Request: Exclude the pictures, then copy all remaining records exactly.

Data items:
========

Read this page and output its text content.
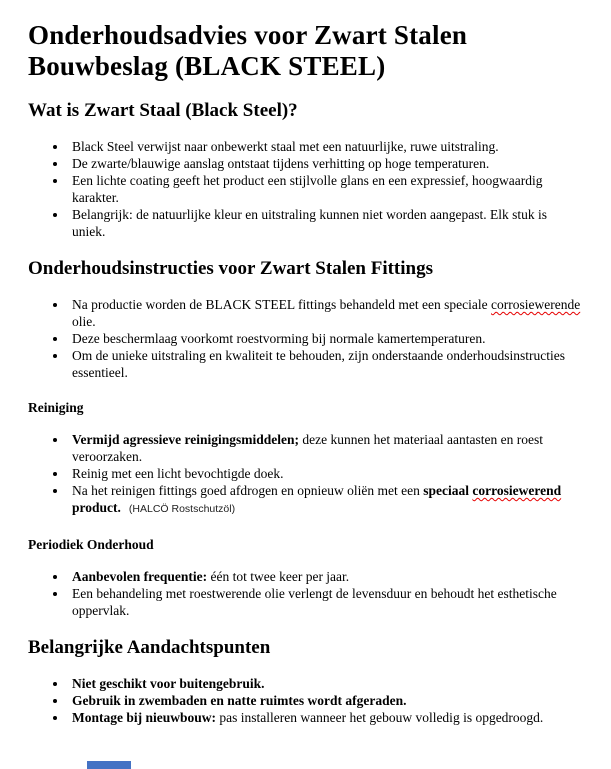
Onderhoudsadvies voor Zwart Stalen Bouwbeslag (BLACK STEEL)
Wat is Zwart Staal (Black Steel)?
• Black Steel verwijst naar onbewerkt staal met een natuurlijke, ruwe uitstraling.
• De zwarte/blauwige aanslag ontstaat tijdens verhitting op hoge temperaturen.
• Een lichte coating geeft het product een stijlvolle glans en een expressief, hoogwaardig karakter.
• Belangrijk: de natuurlijke kleur en uitstraling kunnen niet worden aangepast. Elk stuk is uniek.
Onderhoudsinstructies voor Zwart Stalen Fittings
• Na productie worden de BLACK STEEL fittings behandeld met een speciale corrosiewerende olie.
• Deze beschermlaag voorkomt roestvorming bij normale kamertemperaturen.
• Om de unieke uitstraling en kwaliteit te behouden, zijn onderstaande onderhoudsinstructies essentieel.
Reiniging
• Vermijd agressieve reinigingsmiddelen; deze kunnen het materiaal aantasten en roest veroorzaken.
• Reinig met een licht bevochtigde doek.
• Na het reinigen fittings goed afdrogen en opnieuw oliën met een speciaal corrosiewerend product. (HALCÖ Rostschutzöl)
Periodiek Onderhoud
• Aanbevolen frequentie: één tot twee keer per jaar.
• Een behandeling met roestwerende olie verlengt de levensduur en behoudt het esthetische oppervlak.
Belangrijke Aandachtspunten
• Niet geschikt voor buitengebruik.
• Gebruik in zwembaden en natte ruimtes wordt afgeraden.
• Montage bij nieuwbouw: pas installeren wanneer het gebouw volledig is opgedroogd.
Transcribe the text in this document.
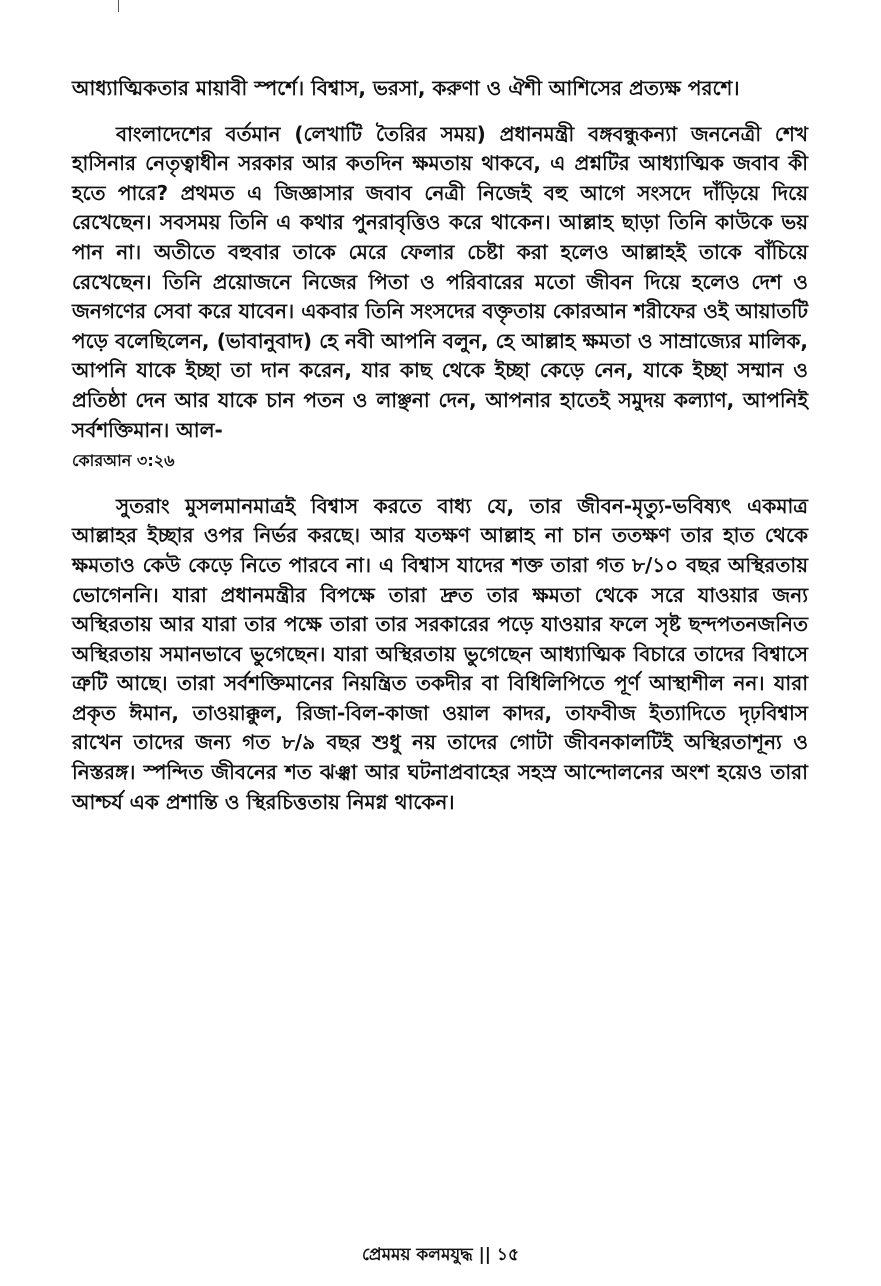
আধ্যাত্মিকতার মায়াবী স্পর্শে। বিশ্বাস, ভরসা, করুণা ও ঐশী আশিসের প্রত্যক্ষ পরশে।

বাংলাদেশের বর্তমান (লেখাটি তৈরির সময়) প্রধানমন্ত্রী বঙ্গবন্ধুকন্যা জননেত্রী শেখ হাসিনার নেতৃত্বাধীন সরকার আর কতদিন ক্ষমতায় থাকবে, এ প্রশ্নটির আধ্যাত্মিক জবাব কী হতে পারে? প্রথমত এ জিজ্ঞাসার জবাব নেত্রী নিজেই বহু আগে সংসদে দাঁড়িয়ে দিয়ে রেখেছেন। সবসময় তিনি এ কথার পুনরাবৃত্তিও করে থাকেন। আল্লাহ ছাড়া তিনি কাউকে ভয় পান না। অতীতে বহুবার তাকে মেরে ফেলার চেষ্টা করা হলেও আল্লাহই তাকে বাঁচিয়ে রেখেছেন। তিনি প্রয়োজনে নিজের পিতা ও পরিবারের মতো জীবন দিয়ে হলেও দেশ ও জনগণের সেবা করে যাবেন। একবার তিনি সংসদের বক্তৃতায় কোরআন শরীফের ওই আয়াতটি পড়ে বলেছিলেন, (ভাবানুবাদ) হে নবী আপনি বলুন, হে আল্লাহ ক্ষমতা ও সাম্রাজ্যের মালিক, আপনি যাকে ইচ্ছা তা দান করেন, যার কাছ থেকে ইচ্ছা কেড়ে নেন, যাকে ইচ্ছা সম্মান ও প্রতিষ্ঠা দেন আর যাকে চান পতন ও লাঞ্ছনা দেন, আপনার হাতেই সমুদয় কল্যাণ, আপনিই সর্বশক্তিমান। আল-
কোরআন ৩:২৬

সুতরাং মুসলমানমাত্রই বিশ্বাস করতে বাধ্য যে, তার জীবন-মৃত্যু-ভবিষ্যৎ একমাত্র আল্লাহর ইচ্ছার ওপর নির্ভর করছে। আর যতক্ষণ আল্লাহ না চান ততক্ষণ তার হাত থেকে ক্ষমতাও কেউ কেড়ে নিতে পারবে না। এ বিশ্বাস যাদের শক্ত তারা গত ৮/১০ বছর অস্থিরতায় ভোগেননি। যারা প্রধানমন্ত্রীর বিপক্ষে তারা দ্রুত তার ক্ষমতা থেকে সরে যাওয়ার জন্য অস্থিরতায় আর যারা তার পক্ষে তারা তার সরকারের পড়ে যাওয়ার ফলে সৃষ্ট ছন্দপতনজনিত অস্থিরতায় সমানভাবে ভুগেছেন। যারা অস্থিরতায় ভুগেছেন আধ্যাত্মিক বিচারে তাদের বিশ্বাসে ত্রুটি আছে। তারা সর্বশক্তিমানের নিয়ন্ত্রিত তকদীর বা বিধিলিপিতে পূর্ণ আস্থাশীল নন। যারা প্রকৃত ঈমান, তাওয়াক্কুল, রিজা-বিল-কাজা ওয়াল কাদর, তাফবীজ ইত্যাদিতে দৃঢ়বিশ্বাস রাখেন তাদের জন্য গত ৮/৯ বছর শুধু নয় তাদের গোটা জীবনকালটিই অস্থিরতাশূন্য ও নিস্তরঙ্গ। স্পন্দিত জীবনের শত ঝঞ্ঝা আর ঘটনাপ্রবাহের সহস্র আন্দোলনের অংশ হয়েও তারা আশ্চর্য এক প্রশান্তি ও স্থিরচিত্ততায় নিমগ্ন থাকেন।

প্রেমময় কলমযুদ্ধ || ১৫
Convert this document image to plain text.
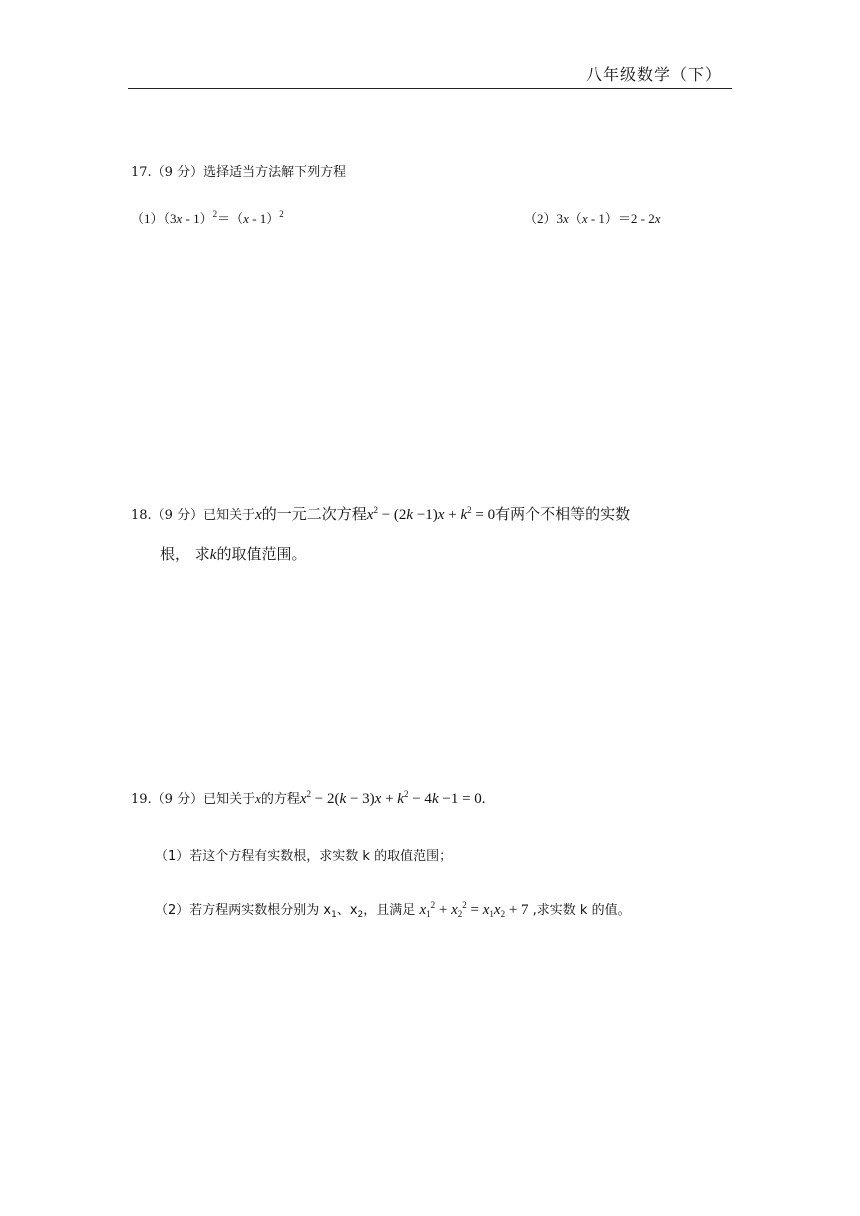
八年级数学（下）
17.（9 分）选择适当方法解下列方程
（1）（3x - 1）$^2$＝（x - 1）$^2$	（2）3x（x - 1）＝2 - 2x
18.（9 分）已知关于x的一元二次方程$x^2 - (2k -1)x + k^2 = 0$有两个不相等的实数
根， 求k的取值范围。
19.（9 分）已知关于x的方程$x^2 - 2(k - 3)x + k^2 - 4k -1 = 0$.
（1）若这个方程有实数根，求实数 k 的取值范围；
（2）若方程两实数根分别为 $x_1$、$x_2$，且满足 $x_1^2 + x_2^2 = x_1x_2 + 7$ ,求实数 k 的值。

========

Answer for the task:
Read this page and output its text content.
Onderhoudsadvies voor Zwart Stalen Bouwbeslag (BLACK STEEL)
Wat is Zwart Staal (Black Steel)?
• Black Steel verwijst naar onbewerkt staal met een natuurlijke, ruwe uitstraling.
• De zwarte/blauwige aanslag ontstaat tijdens verhitting op hoge temperaturen.
• Een lichte coating geeft het product een stijlvolle glans en een expressief, hoogwaardig karakter.
• Belangrijk: de natuurlijke kleur en uitstraling kunnen niet worden aangepast. Elk stuk is uniek.
Onderhoudsinstructies voor Zwart Stalen Fittings
• Na productie worden de BLACK STEEL fittings behandeld met een speciale corrosiewerende olie.
• Deze beschermlaag voorkomt roestvorming bij normale kamertemperaturen.
• Om de unieke uitstraling en kwaliteit te behouden, zijn onderstaande onderhoudsinstructies essentieel.
Reiniging
• Vermijd agressieve reinigingsmiddelen; deze kunnen het materiaal aantasten en roest veroorzaken.
• Reinig met een licht bevochtigde doek.
• Na het reinigen fittings goed afdrogen en opnieuw oliën met een speciaal corrosiewerend product. (HALCÖ Rostschutzöl)
Periodiek Onderhoud
• Aanbevolen frequentie: één tot twee keer per jaar.
• Een behandeling met roestwerende olie verlengt de levensduur en behoudt het esthetische oppervlak.
Belangrijke Aandachtspunten
• Niet geschikt voor buitengebruik.
• Gebruik in zwembaden en natte ruimtes wordt afgeraden.
• Montage bij nieuwbouw: pas installeren wanneer het gebouw volledig is opgedroogd.
Transcribe the text in this document.
আধ্যাত্মিকতার মায়াবী স্পর্শে। বিশ্বাস, ভরসা, করুণা ও ঐশী আশিসের প্রত্যক্ষ পরশে।

বাংলাদেশের বর্তমান (লেখাটি তৈরির সময়) প্রধানমন্ত্রী বঙ্গবন্ধুকন্যা জননেত্রী শেখ হাসিনার নেতৃত্বাধীন সরকার আর কতদিন ক্ষমতায় থাকবে, এ প্রশ্নটির আধ্যাত্মিক জবাব কী হতে পারে? প্রথমত এ জিজ্ঞাসার জবাব নেত্রী নিজেই বহু আগে সংসদে দাঁড়িয়ে দিয়ে রেখেছেন। সবসময় তিনি এ কথার পুনরাবৃত্তিও করে থাকেন। আল্লাহ ছাড়া তিনি কাউকে ভয় পান না। অতীতে বহুবার তাকে মেরে ফেলার চেষ্টা করা হলেও আল্লাহই তাকে বাঁচিয়ে রেখেছেন। তিনি প্রয়োজনে নিজের পিতা ও পরিবারের মতো জীবন দিয়ে হলেও দেশ ও জনগণের সেবা করে যাবেন। একবার তিনি সংসদের বক্তৃতায় কোরআন শরীফের ওই আয়াতটি পড়ে বলেছিলেন, (ভাবানুবাদ) হে নবী আপনি বলুন, হে আল্লাহ ক্ষমতা ও সাম্রাজ্যের মালিক, আপনি যাকে ইচ্ছা তা দান করেন, যার কাছ থেকে ইচ্ছা কেড়ে নেন, যাকে ইচ্ছা সম্মান ও প্রতিষ্ঠা দেন আর যাকে চান পতন ও লাঞ্ছনা দেন, আপনার হাতেই সমুদয় কল্যাণ, আপনিই সর্বশক্তিমান। আল-
কোরআন ৩:২৬

সুতরাং মুসলমানমাত্রই বিশ্বাস করতে বাধ্য যে, তার জীবন-মৃত্যু-ভবিষ্যৎ একমাত্র আল্লাহর ইচ্ছার ওপর নির্ভর করছে। আর যতক্ষণ আল্লাহ না চান ততক্ষণ তার হাত থেকে ক্ষমতাও কেউ কেড়ে নিতে পারবে না। এ বিশ্বাস যাদের শক্ত তারা গত ৮/১০ বছর অস্থিরতায় ভোগেননি। যারা প্রধানমন্ত্রীর বিপক্ষে তারা দ্রুত তার ক্ষমতা থেকে সরে যাওয়ার জন্য অস্থিরতায় আর যারা তার পক্ষে তারা তার সরকারের পড়ে যাওয়ার ফলে সৃষ্ট ছন্দপতনজনিত অস্থিরতায় সমানভাবে ভুগেছেন। যারা অস্থিরতায় ভুগেছেন আধ্যাত্মিক বিচারে তাদের বিশ্বাসে ত্রুটি আছে। তারা সর্বশক্তিমানের নিয়ন্ত্রিত তকদীর বা বিধিলিপিতে পূর্ণ আস্থাশীল নন। যারা প্রকৃত ঈমান, তাওয়াক্কুল, রিজা-বিল-কাজা ওয়াল কাদর, তাফবীজ ইত্যাদিতে দৃঢ়বিশ্বাস রাখেন তাদের জন্য গত ৮/৯ বছর শুধু নয় তাদের গোটা জীবনকালটিই অস্থিরতাশূন্য ও নিস্তরঙ্গ। স্পন্দিত জীবনের শত ঝঞ্ঝা আর ঘটনাপ্রবাহের সহস্র আন্দোলনের অংশ হয়েও তারা আশ্চর্য এক প্রশান্তি ও স্থিরচিত্ততায় নিমগ্ন থাকেন।

প্রেমময় কলমযুদ্ধ || ১৫
Convert this document image to plain text.
八年级数学（下）
17.（9 分）选择适当方法解下列方程
（1）（3x - 1）$^2$＝（x - 1）$^2$	（2）3x（x - 1）＝2 - 2x
18.（9 分）已知关于x的一元二次方程$x^2 - (2k -1)x + k^2 = 0$有两个不相等的实数
根， 求k的取值范围。
19.（9 分）已知关于x的方程$x^2 - 2(k - 3)x + k^2 - 4k -1 = 0$.
（1）若这个方程有实数根，求实数 k 的取值范围；
（2）若方程两实数根分别为 $x_1$、$x_2$，且满足 $x_1^2 + x_2^2 = x_1x_2 + 7$ ,求实数 k 的值。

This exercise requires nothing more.